Directive >> Go through the entries and transcribe each one exactly, dropping the pictures.

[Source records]
★ ★ ★
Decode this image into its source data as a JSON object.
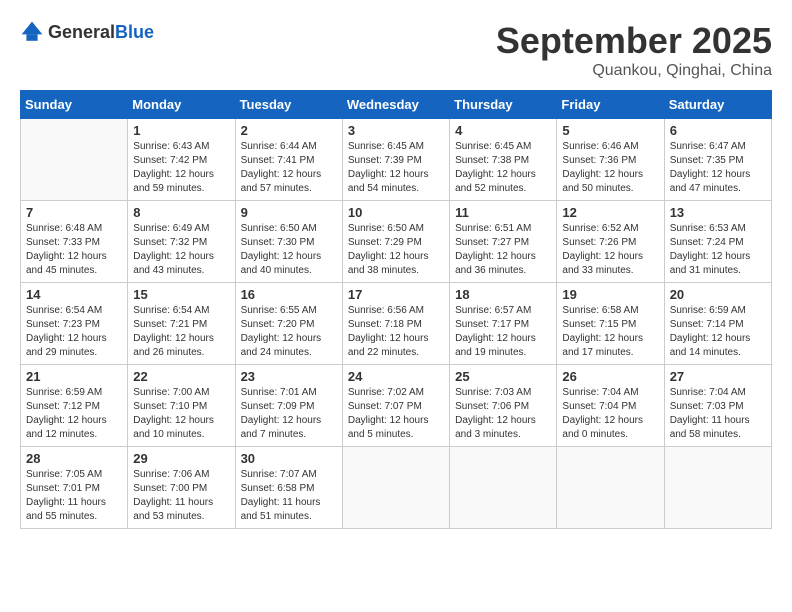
{
  "logo": {
    "general": "General",
    "blue": "Blue"
  },
  "header": {
    "month": "September 2025",
    "location": "Quankou, Qinghai, China"
  },
  "weekdays": [
    "Sunday",
    "Monday",
    "Tuesday",
    "Wednesday",
    "Thursday",
    "Friday",
    "Saturday"
  ],
  "weeks": [
    [
      {
        "day": "",
        "info": ""
      },
      {
        "day": "1",
        "info": "Sunrise: 6:43 AM\nSunset: 7:42 PM\nDaylight: 12 hours\nand 59 minutes."
      },
      {
        "day": "2",
        "info": "Sunrise: 6:44 AM\nSunset: 7:41 PM\nDaylight: 12 hours\nand 57 minutes."
      },
      {
        "day": "3",
        "info": "Sunrise: 6:45 AM\nSunset: 7:39 PM\nDaylight: 12 hours\nand 54 minutes."
      },
      {
        "day": "4",
        "info": "Sunrise: 6:45 AM\nSunset: 7:38 PM\nDaylight: 12 hours\nand 52 minutes."
      },
      {
        "day": "5",
        "info": "Sunrise: 6:46 AM\nSunset: 7:36 PM\nDaylight: 12 hours\nand 50 minutes."
      },
      {
        "day": "6",
        "info": "Sunrise: 6:47 AM\nSunset: 7:35 PM\nDaylight: 12 hours\nand 47 minutes."
      }
    ],
    [
      {
        "day": "7",
        "info": "Sunrise: 6:48 AM\nSunset: 7:33 PM\nDaylight: 12 hours\nand 45 minutes."
      },
      {
        "day": "8",
        "info": "Sunrise: 6:49 AM\nSunset: 7:32 PM\nDaylight: 12 hours\nand 43 minutes."
      },
      {
        "day": "9",
        "info": "Sunrise: 6:50 AM\nSunset: 7:30 PM\nDaylight: 12 hours\nand 40 minutes."
      },
      {
        "day": "10",
        "info": "Sunrise: 6:50 AM\nSunset: 7:29 PM\nDaylight: 12 hours\nand 38 minutes."
      },
      {
        "day": "11",
        "info": "Sunrise: 6:51 AM\nSunset: 7:27 PM\nDaylight: 12 hours\nand 36 minutes."
      },
      {
        "day": "12",
        "info": "Sunrise: 6:52 AM\nSunset: 7:26 PM\nDaylight: 12 hours\nand 33 minutes."
      },
      {
        "day": "13",
        "info": "Sunrise: 6:53 AM\nSunset: 7:24 PM\nDaylight: 12 hours\nand 31 minutes."
      }
    ],
    [
      {
        "day": "14",
        "info": "Sunrise: 6:54 AM\nSunset: 7:23 PM\nDaylight: 12 hours\nand 29 minutes."
      },
      {
        "day": "15",
        "info": "Sunrise: 6:54 AM\nSunset: 7:21 PM\nDaylight: 12 hours\nand 26 minutes."
      },
      {
        "day": "16",
        "info": "Sunrise: 6:55 AM\nSunset: 7:20 PM\nDaylight: 12 hours\nand 24 minutes."
      },
      {
        "day": "17",
        "info": "Sunrise: 6:56 AM\nSunset: 7:18 PM\nDaylight: 12 hours\nand 22 minutes."
      },
      {
        "day": "18",
        "info": "Sunrise: 6:57 AM\nSunset: 7:17 PM\nDaylight: 12 hours\nand 19 minutes."
      },
      {
        "day": "19",
        "info": "Sunrise: 6:58 AM\nSunset: 7:15 PM\nDaylight: 12 hours\nand 17 minutes."
      },
      {
        "day": "20",
        "info": "Sunrise: 6:59 AM\nSunset: 7:14 PM\nDaylight: 12 hours\nand 14 minutes."
      }
    ],
    [
      {
        "day": "21",
        "info": "Sunrise: 6:59 AM\nSunset: 7:12 PM\nDaylight: 12 hours\nand 12 minutes."
      },
      {
        "day": "22",
        "info": "Sunrise: 7:00 AM\nSunset: 7:10 PM\nDaylight: 12 hours\nand 10 minutes."
      },
      {
        "day": "23",
        "info": "Sunrise: 7:01 AM\nSunset: 7:09 PM\nDaylight: 12 hours\nand 7 minutes."
      },
      {
        "day": "24",
        "info": "Sunrise: 7:02 AM\nSunset: 7:07 PM\nDaylight: 12 hours\nand 5 minutes."
      },
      {
        "day": "25",
        "info": "Sunrise: 7:03 AM\nSunset: 7:06 PM\nDaylight: 12 hours\nand 3 minutes."
      },
      {
        "day": "26",
        "info": "Sunrise: 7:04 AM\nSunset: 7:04 PM\nDaylight: 12 hours\nand 0 minutes."
      },
      {
        "day": "27",
        "info": "Sunrise: 7:04 AM\nSunset: 7:03 PM\nDaylight: 11 hours\nand 58 minutes."
      }
    ],
    [
      {
        "day": "28",
        "info": "Sunrise: 7:05 AM\nSunset: 7:01 PM\nDaylight: 11 hours\nand 55 minutes."
      },
      {
        "day": "29",
        "info": "Sunrise: 7:06 AM\nSunset: 7:00 PM\nDaylight: 11 hours\nand 53 minutes."
      },
      {
        "day": "30",
        "info": "Sunrise: 7:07 AM\nSunset: 6:58 PM\nDaylight: 11 hours\nand 51 minutes."
      },
      {
        "day": "",
        "info": ""
      },
      {
        "day": "",
        "info": ""
      },
      {
        "day": "",
        "info": ""
      },
      {
        "day": "",
        "info": ""
      }
    ]
  ]
}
★ ★ ★
Result >>
Decode this image into its source data as a JSON object.
{
  "logo": {
    "general": "General",
    "blue": "Blue"
  },
  "header": {
    "month": "September 2025",
    "location": "Quankou, Qinghai, China"
  },
  "weekdays": [
    "Sunday",
    "Monday",
    "Tuesday",
    "Wednesday",
    "Thursday",
    "Friday",
    "Saturday"
  ],
  "weeks": [
    [
      {
        "day": "",
        "info": ""
      },
      {
        "day": "1",
        "info": "Sunrise: 6:43 AM\nSunset: 7:42 PM\nDaylight: 12 hours\nand 59 minutes."
      },
      {
        "day": "2",
        "info": "Sunrise: 6:44 AM\nSunset: 7:41 PM\nDaylight: 12 hours\nand 57 minutes."
      },
      {
        "day": "3",
        "info": "Sunrise: 6:45 AM\nSunset: 7:39 PM\nDaylight: 12 hours\nand 54 minutes."
      },
      {
        "day": "4",
        "info": "Sunrise: 6:45 AM\nSunset: 7:38 PM\nDaylight: 12 hours\nand 52 minutes."
      },
      {
        "day": "5",
        "info": "Sunrise: 6:46 AM\nSunset: 7:36 PM\nDaylight: 12 hours\nand 50 minutes."
      },
      {
        "day": "6",
        "info": "Sunrise: 6:47 AM\nSunset: 7:35 PM\nDaylight: 12 hours\nand 47 minutes."
      }
    ],
    [
      {
        "day": "7",
        "info": "Sunrise: 6:48 AM\nSunset: 7:33 PM\nDaylight: 12 hours\nand 45 minutes."
      },
      {
        "day": "8",
        "info": "Sunrise: 6:49 AM\nSunset: 7:32 PM\nDaylight: 12 hours\nand 43 minutes."
      },
      {
        "day": "9",
        "info": "Sunrise: 6:50 AM\nSunset: 7:30 PM\nDaylight: 12 hours\nand 40 minutes."
      },
      {
        "day": "10",
        "info": "Sunrise: 6:50 AM\nSunset: 7:29 PM\nDaylight: 12 hours\nand 38 minutes."
      },
      {
        "day": "11",
        "info": "Sunrise: 6:51 AM\nSunset: 7:27 PM\nDaylight: 12 hours\nand 36 minutes."
      },
      {
        "day": "12",
        "info": "Sunrise: 6:52 AM\nSunset: 7:26 PM\nDaylight: 12 hours\nand 33 minutes."
      },
      {
        "day": "13",
        "info": "Sunrise: 6:53 AM\nSunset: 7:24 PM\nDaylight: 12 hours\nand 31 minutes."
      }
    ],
    [
      {
        "day": "14",
        "info": "Sunrise: 6:54 AM\nSunset: 7:23 PM\nDaylight: 12 hours\nand 29 minutes."
      },
      {
        "day": "15",
        "info": "Sunrise: 6:54 AM\nSunset: 7:21 PM\nDaylight: 12 hours\nand 26 minutes."
      },
      {
        "day": "16",
        "info": "Sunrise: 6:55 AM\nSunset: 7:20 PM\nDaylight: 12 hours\nand 24 minutes."
      },
      {
        "day": "17",
        "info": "Sunrise: 6:56 AM\nSunset: 7:18 PM\nDaylight: 12 hours\nand 22 minutes."
      },
      {
        "day": "18",
        "info": "Sunrise: 6:57 AM\nSunset: 7:17 PM\nDaylight: 12 hours\nand 19 minutes."
      },
      {
        "day": "19",
        "info": "Sunrise: 6:58 AM\nSunset: 7:15 PM\nDaylight: 12 hours\nand 17 minutes."
      },
      {
        "day": "20",
        "info": "Sunrise: 6:59 AM\nSunset: 7:14 PM\nDaylight: 12 hours\nand 14 minutes."
      }
    ],
    [
      {
        "day": "21",
        "info": "Sunrise: 6:59 AM\nSunset: 7:12 PM\nDaylight: 12 hours\nand 12 minutes."
      },
      {
        "day": "22",
        "info": "Sunrise: 7:00 AM\nSunset: 7:10 PM\nDaylight: 12 hours\nand 10 minutes."
      },
      {
        "day": "23",
        "info": "Sunrise: 7:01 AM\nSunset: 7:09 PM\nDaylight: 12 hours\nand 7 minutes."
      },
      {
        "day": "24",
        "info": "Sunrise: 7:02 AM\nSunset: 7:07 PM\nDaylight: 12 hours\nand 5 minutes."
      },
      {
        "day": "25",
        "info": "Sunrise: 7:03 AM\nSunset: 7:06 PM\nDaylight: 12 hours\nand 3 minutes."
      },
      {
        "day": "26",
        "info": "Sunrise: 7:04 AM\nSunset: 7:04 PM\nDaylight: 12 hours\nand 0 minutes."
      },
      {
        "day": "27",
        "info": "Sunrise: 7:04 AM\nSunset: 7:03 PM\nDaylight: 11 hours\nand 58 minutes."
      }
    ],
    [
      {
        "day": "28",
        "info": "Sunrise: 7:05 AM\nSunset: 7:01 PM\nDaylight: 11 hours\nand 55 minutes."
      },
      {
        "day": "29",
        "info": "Sunrise: 7:06 AM\nSunset: 7:00 PM\nDaylight: 11 hours\nand 53 minutes."
      },
      {
        "day": "30",
        "info": "Sunrise: 7:07 AM\nSunset: 6:58 PM\nDaylight: 11 hours\nand 51 minutes."
      },
      {
        "day": "",
        "info": ""
      },
      {
        "day": "",
        "info": ""
      },
      {
        "day": "",
        "info": ""
      },
      {
        "day": "",
        "info": ""
      }
    ]
  ]
}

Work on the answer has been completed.